# KUTIPAN:
....

Pasar input terdiri atas faktor-faktor produksi yang meliputi pasar sumber daya alam (tanah), sumber daya manusia (tenaga kerja), modal, dan pengusaha.
a.         Pasar Faktor Produksi Sumber Daya Alam/Tanah
Faktor produksi tanah adalah semua kekayaan alam yang terkandung dalam tanah, lautan, dan udara atau sering disebut sumber daya alam (natural resources). Jumlah tanah adalah tetap atau penawarannya tetap, maka kurva penawaran tanah bersifat inelastis sempurna (berbentuk garis lurus), sedangkan permintaan akan tanah terus bertambah, sehingga harga tanah akan semakin meningkat. Bila ditunjukkan dengan grafik akan tampak sebagai berikut.

Pergeseran kurva permintaan dan penawaran pada pasar faktor
produksi SDA/tanah
Dari Gambar diatas, dapat kamu lihat bahwa dengan bergesernya kurva DD ke D’D’ dan D”D” maka harga/sewa tanah akan mengalami kenaikan.
  1. Pasar Faktor Produksi Tenaga Kerja/Sumber Daya Manusia
             Faktor produksi tenaga kerja adalah semua tenaga kerja baik jasmani maupun rohani, serta terdidik atau tidak terdidik, atau sering disebut dengan sumber daya manusia (human resources) yang melakukan kegiatan produksi barang/jasa. Sumber daya manusia yang berkualitas akan dapat meningkatkan produktivitas.
Tenaga kerja yang akan digunakan dalam proses produksi pada suatu perusahaan selalu mengalami peningkatan sesuai dengan peningkatan jumlah penduduk. Permintaan tenaga kerja oleh suatu perusahaan dipengaruhi beberapa faktor di antaranya sebagai berikut.
1) Kemajuan teknologi yang dimiliki oleh suatu negara.
2) Banyak sedikitnya barang yang dihasilkan.
3) Tinggi rendahnya laba pengusaha.
4) Adanya investasi dari pengusaha
Kurva pada pasar faktor produksi tenaga kerja dapat digambarkan sebagai berikut.
Pergeseran kurva permintaan dan penawaran pada pasar faktor produksi
tenaga kerja.

....

# DATA YANG DISEDIAKAN:
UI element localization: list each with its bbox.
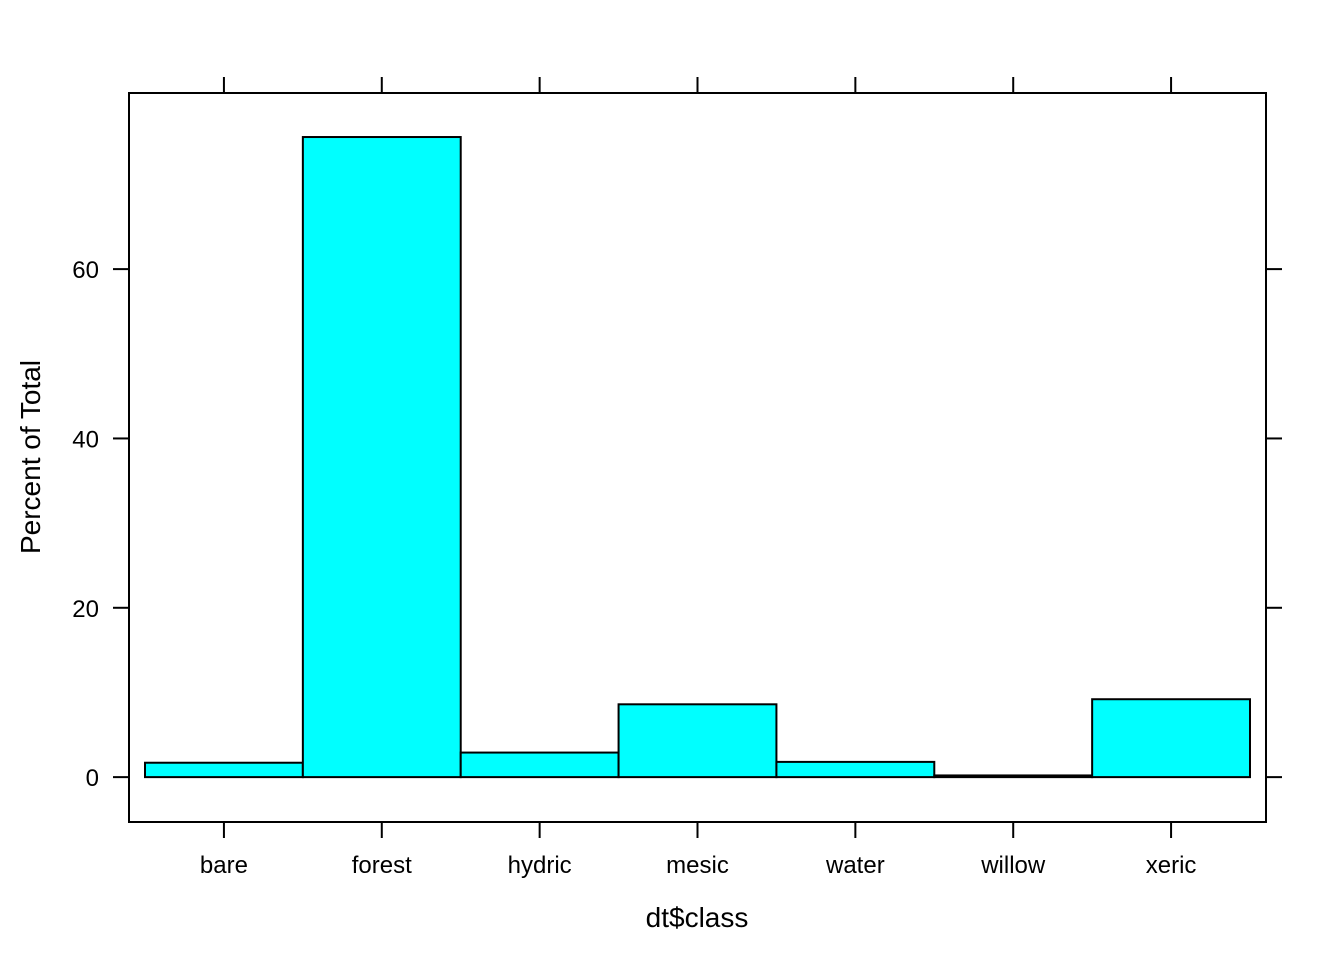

....

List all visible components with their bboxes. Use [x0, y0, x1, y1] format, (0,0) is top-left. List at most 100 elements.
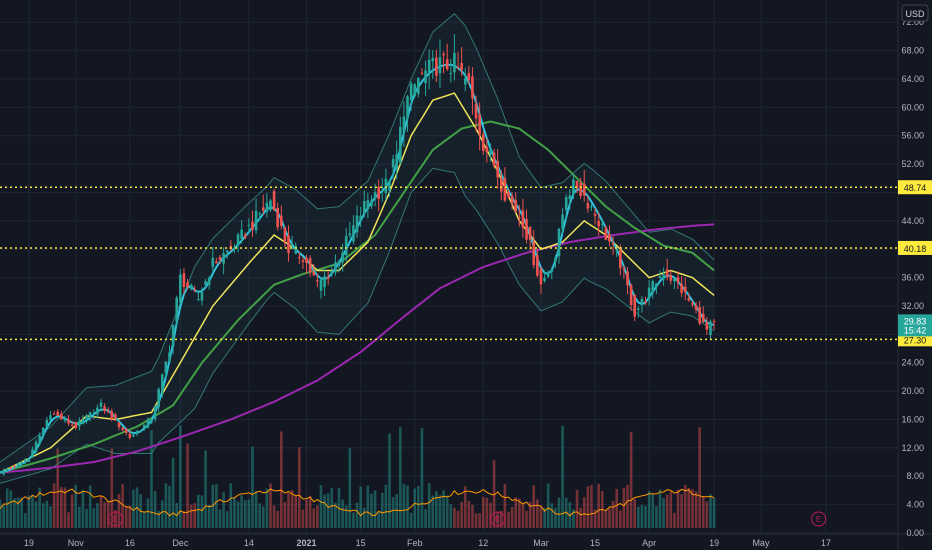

....

# PETUNJUK 1:
Salin tanpa perubahan bagian dari kutipan tentang pasar faktor produksi yang diawali kata-kata yang memuat "2) Banyak sedikitnya" dan diakhiri dengan "tenaga kerja.".
# PETUNJUK 2:
Menurut kutipan tentang pasar faktor produksi, mengapa kurva penawaran tanah bersifat inelastis sempurna?

# HASIL LATIHAN 1:
2) Banyak sedikitnya barang yang dihasilkan.
3) Tinggi rendahnya laba pengusaha.
4) Adanya investasi dari pengusaha
Kurva pada pasar faktor produksi tenaga kerja dapat digambarkan sebagai berikut.
Pergeseran kurva permintaan dan penawaran pada pasar faktor produksi
tenaga kerja.

# HASIL LATIHAN 2:
Karena jumlah tanah tetap atau penawarannya tetap.